Write out the records that appear below, verbatim and complete, but without pictures.

• SUPPLIED DATA:

.....

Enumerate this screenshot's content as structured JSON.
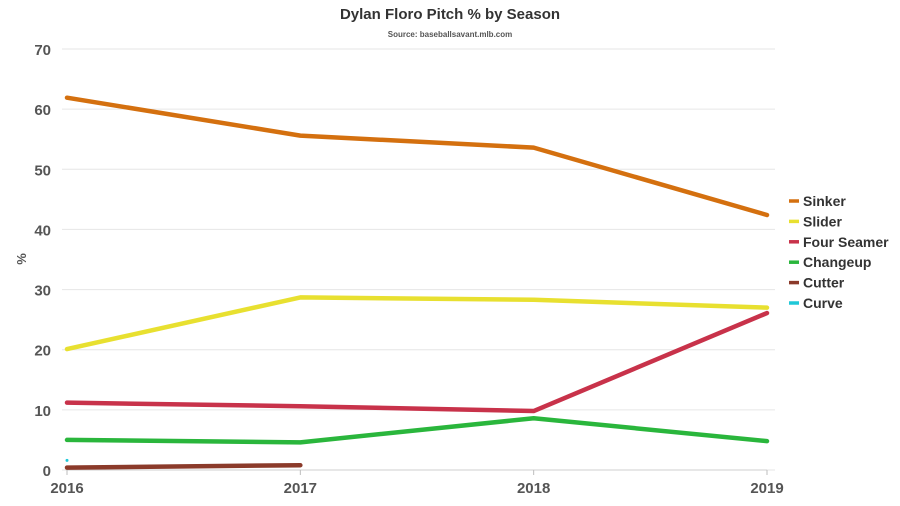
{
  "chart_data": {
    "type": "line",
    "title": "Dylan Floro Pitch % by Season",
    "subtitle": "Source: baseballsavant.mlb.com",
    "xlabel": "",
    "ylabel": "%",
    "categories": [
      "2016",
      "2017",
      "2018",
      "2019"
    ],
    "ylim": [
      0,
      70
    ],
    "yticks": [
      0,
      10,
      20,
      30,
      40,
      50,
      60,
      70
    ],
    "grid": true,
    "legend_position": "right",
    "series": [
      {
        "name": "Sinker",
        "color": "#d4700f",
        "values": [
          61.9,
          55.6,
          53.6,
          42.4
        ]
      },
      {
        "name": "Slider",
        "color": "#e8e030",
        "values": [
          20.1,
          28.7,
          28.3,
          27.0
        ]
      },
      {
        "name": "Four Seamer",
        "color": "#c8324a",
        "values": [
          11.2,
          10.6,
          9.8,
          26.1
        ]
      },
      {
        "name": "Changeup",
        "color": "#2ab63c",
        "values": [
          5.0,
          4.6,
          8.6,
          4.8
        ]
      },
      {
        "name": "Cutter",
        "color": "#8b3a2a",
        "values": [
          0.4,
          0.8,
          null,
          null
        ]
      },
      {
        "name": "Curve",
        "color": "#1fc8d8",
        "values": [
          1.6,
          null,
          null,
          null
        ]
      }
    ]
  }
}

.....

• THE SOLUTION:
Enumerate this screenshot's content as structured JSON.
{
  "chart_data": {
    "type": "line",
    "title": "Dylan Floro Pitch % by Season",
    "subtitle": "Source: baseballsavant.mlb.com",
    "xlabel": "",
    "ylabel": "%",
    "categories": [
      "2016",
      "2017",
      "2018",
      "2019"
    ],
    "ylim": [
      0,
      70
    ],
    "yticks": [
      0,
      10,
      20,
      30,
      40,
      50,
      60,
      70
    ],
    "grid": true,
    "legend_position": "right",
    "series": [
      {
        "name": "Sinker",
        "color": "#d4700f",
        "values": [
          61.9,
          55.6,
          53.6,
          42.4
        ]
      },
      {
        "name": "Slider",
        "color": "#e8e030",
        "values": [
          20.1,
          28.7,
          28.3,
          27.0
        ]
      },
      {
        "name": "Four Seamer",
        "color": "#c8324a",
        "values": [
          11.2,
          10.6,
          9.8,
          26.1
        ]
      },
      {
        "name": "Changeup",
        "color": "#2ab63c",
        "values": [
          5.0,
          4.6,
          8.6,
          4.8
        ]
      },
      {
        "name": "Cutter",
        "color": "#8b3a2a",
        "values": [
          0.4,
          0.8,
          null,
          null
        ]
      },
      {
        "name": "Curve",
        "color": "#1fc8d8",
        "values": [
          1.6,
          null,
          null,
          null
        ]
      }
    ]
  }
}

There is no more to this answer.